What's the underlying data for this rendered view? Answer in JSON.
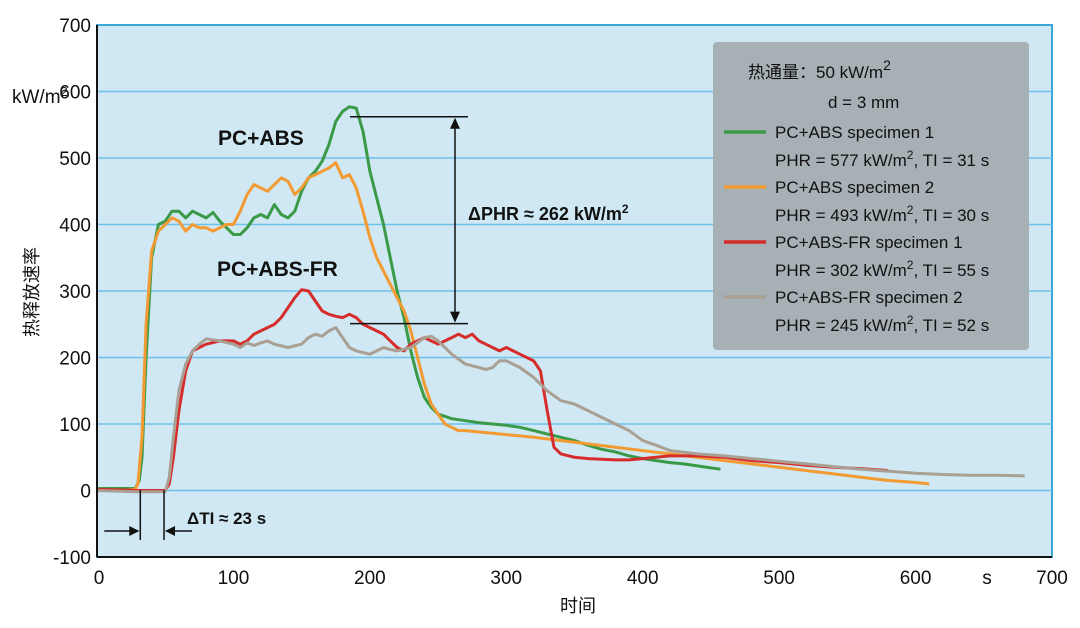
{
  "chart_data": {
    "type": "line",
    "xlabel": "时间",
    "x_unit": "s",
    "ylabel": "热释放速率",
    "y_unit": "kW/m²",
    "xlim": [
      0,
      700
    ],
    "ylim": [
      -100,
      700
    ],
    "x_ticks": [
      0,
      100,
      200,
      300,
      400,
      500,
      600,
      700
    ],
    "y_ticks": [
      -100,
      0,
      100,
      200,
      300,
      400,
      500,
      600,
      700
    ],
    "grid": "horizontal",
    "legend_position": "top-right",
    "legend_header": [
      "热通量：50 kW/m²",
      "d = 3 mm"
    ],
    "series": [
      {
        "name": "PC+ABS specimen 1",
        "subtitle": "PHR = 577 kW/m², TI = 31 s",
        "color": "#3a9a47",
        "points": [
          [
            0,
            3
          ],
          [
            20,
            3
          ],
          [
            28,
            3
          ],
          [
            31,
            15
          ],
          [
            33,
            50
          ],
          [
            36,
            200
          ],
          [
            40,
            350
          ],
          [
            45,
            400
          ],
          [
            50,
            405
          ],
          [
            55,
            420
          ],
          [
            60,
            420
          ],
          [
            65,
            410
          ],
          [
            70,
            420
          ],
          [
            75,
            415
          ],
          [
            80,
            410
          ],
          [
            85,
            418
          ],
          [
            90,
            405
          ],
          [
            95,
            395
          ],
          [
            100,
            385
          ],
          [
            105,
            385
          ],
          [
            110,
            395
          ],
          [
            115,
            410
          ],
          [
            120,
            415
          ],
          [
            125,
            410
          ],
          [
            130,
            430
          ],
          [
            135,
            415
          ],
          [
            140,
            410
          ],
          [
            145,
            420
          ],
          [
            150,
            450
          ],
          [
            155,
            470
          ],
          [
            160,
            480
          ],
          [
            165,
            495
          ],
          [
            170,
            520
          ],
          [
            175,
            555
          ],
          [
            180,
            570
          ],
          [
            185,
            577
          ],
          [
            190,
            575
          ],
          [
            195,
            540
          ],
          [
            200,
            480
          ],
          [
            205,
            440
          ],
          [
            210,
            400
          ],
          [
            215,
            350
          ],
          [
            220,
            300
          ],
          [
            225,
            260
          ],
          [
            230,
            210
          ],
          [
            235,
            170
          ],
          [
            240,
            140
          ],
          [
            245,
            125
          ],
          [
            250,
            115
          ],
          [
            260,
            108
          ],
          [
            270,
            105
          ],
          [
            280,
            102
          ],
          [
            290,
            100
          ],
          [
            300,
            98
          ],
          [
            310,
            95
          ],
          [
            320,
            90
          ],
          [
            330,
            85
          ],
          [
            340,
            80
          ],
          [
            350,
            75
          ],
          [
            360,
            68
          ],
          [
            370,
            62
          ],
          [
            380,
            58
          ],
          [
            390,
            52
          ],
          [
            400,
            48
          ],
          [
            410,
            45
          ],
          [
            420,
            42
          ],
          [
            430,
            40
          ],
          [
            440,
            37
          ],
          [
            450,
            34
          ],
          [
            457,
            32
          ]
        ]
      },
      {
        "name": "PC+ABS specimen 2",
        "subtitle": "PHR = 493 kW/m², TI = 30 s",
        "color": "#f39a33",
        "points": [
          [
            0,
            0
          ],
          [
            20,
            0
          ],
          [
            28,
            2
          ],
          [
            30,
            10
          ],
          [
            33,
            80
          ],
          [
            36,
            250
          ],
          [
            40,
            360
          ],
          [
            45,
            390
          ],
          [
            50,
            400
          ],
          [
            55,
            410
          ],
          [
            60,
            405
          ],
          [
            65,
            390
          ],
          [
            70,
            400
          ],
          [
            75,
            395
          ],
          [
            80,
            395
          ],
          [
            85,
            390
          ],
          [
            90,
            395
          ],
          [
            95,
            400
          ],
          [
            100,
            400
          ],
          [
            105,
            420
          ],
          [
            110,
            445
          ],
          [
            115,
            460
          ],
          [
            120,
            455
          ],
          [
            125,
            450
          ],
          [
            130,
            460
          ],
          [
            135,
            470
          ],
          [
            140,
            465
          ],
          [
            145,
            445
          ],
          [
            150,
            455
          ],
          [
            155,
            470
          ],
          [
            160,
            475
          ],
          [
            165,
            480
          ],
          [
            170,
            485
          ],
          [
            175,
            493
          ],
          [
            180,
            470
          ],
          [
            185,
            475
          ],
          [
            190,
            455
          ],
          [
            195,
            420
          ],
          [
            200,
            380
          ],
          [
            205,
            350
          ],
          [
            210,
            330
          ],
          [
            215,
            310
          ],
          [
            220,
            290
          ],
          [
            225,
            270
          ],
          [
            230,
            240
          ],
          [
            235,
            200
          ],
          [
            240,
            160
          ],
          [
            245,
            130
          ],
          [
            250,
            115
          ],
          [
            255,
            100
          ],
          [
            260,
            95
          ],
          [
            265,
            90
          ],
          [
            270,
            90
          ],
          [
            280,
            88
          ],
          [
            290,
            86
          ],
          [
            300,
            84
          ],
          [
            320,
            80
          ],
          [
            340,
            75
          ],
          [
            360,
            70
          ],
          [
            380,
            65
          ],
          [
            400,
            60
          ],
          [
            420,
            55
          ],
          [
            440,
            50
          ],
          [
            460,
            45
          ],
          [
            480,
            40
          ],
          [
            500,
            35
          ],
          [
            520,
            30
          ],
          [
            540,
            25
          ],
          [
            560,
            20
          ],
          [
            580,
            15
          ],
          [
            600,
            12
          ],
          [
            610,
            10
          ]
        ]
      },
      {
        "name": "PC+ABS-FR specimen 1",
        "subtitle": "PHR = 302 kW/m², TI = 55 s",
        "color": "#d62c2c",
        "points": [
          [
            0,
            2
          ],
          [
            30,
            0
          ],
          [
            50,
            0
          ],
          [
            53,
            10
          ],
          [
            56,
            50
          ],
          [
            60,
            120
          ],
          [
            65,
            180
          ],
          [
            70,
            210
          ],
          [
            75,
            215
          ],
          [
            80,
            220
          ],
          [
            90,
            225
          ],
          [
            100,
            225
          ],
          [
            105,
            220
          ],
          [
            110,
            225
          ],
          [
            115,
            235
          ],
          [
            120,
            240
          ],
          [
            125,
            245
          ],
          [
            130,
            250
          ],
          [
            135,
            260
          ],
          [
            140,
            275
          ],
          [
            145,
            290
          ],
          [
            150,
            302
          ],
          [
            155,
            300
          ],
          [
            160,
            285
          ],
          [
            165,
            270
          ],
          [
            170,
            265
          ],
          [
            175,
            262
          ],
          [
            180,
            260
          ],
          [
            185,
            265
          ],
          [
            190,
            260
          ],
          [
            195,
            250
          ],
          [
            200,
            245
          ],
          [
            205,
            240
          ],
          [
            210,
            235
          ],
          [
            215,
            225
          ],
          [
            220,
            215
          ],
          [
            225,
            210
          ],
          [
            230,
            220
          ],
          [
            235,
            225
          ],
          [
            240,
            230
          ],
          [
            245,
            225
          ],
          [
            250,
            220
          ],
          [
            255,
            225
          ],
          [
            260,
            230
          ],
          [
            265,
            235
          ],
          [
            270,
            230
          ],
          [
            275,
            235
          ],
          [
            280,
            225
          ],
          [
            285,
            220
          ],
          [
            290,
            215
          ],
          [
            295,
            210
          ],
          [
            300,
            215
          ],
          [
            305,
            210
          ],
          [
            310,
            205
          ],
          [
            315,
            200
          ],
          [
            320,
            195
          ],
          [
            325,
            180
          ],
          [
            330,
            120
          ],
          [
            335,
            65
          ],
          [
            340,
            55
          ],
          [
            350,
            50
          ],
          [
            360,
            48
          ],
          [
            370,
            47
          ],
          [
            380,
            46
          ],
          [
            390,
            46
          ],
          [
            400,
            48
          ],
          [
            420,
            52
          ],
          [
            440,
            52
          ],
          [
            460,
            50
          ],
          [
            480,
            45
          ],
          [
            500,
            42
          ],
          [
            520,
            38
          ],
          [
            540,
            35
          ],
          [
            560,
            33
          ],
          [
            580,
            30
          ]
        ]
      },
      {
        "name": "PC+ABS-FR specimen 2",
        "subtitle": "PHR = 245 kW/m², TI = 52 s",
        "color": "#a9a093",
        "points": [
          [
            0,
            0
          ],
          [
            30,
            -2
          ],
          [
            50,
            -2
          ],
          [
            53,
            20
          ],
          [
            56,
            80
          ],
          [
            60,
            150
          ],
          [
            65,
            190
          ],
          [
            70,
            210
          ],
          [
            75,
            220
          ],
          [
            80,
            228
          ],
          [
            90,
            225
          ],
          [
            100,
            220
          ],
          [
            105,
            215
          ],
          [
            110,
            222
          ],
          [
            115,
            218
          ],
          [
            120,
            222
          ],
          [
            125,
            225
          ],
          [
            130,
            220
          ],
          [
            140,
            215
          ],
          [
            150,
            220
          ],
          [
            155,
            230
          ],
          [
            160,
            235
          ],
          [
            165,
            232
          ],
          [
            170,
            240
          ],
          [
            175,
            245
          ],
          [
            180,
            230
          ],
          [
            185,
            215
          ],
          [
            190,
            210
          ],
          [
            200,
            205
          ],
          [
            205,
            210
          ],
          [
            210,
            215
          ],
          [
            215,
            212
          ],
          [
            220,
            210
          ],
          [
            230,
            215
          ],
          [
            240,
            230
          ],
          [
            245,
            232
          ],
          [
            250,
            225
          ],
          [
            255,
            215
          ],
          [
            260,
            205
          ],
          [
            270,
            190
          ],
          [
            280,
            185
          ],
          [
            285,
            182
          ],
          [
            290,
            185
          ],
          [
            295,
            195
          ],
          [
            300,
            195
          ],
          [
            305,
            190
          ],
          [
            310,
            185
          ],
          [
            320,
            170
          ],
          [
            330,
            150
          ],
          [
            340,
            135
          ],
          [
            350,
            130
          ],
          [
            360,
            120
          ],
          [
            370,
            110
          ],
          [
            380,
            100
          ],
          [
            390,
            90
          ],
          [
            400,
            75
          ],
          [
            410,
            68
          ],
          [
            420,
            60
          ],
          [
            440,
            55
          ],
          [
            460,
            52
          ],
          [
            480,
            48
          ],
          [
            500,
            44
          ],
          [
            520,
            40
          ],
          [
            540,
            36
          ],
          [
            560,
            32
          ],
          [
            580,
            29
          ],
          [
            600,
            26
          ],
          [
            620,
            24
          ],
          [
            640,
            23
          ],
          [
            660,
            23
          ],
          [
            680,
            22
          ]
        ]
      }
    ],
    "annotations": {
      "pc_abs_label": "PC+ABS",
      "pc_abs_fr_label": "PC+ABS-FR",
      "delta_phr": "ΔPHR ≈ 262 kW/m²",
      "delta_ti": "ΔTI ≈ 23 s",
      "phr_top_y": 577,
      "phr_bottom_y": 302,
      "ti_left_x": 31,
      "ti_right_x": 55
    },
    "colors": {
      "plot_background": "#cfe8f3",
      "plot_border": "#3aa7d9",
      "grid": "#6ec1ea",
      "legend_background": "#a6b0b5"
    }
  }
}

_Task directions_
Copy each line in the data that holds the word "specimen".

_Solution to the exercise_
        "name": "PC+ABS specimen 1",
        "name": "PC+ABS specimen 2",
        "name": "PC+ABS-FR specimen 1",
        "name": "PC+ABS-FR specimen 2",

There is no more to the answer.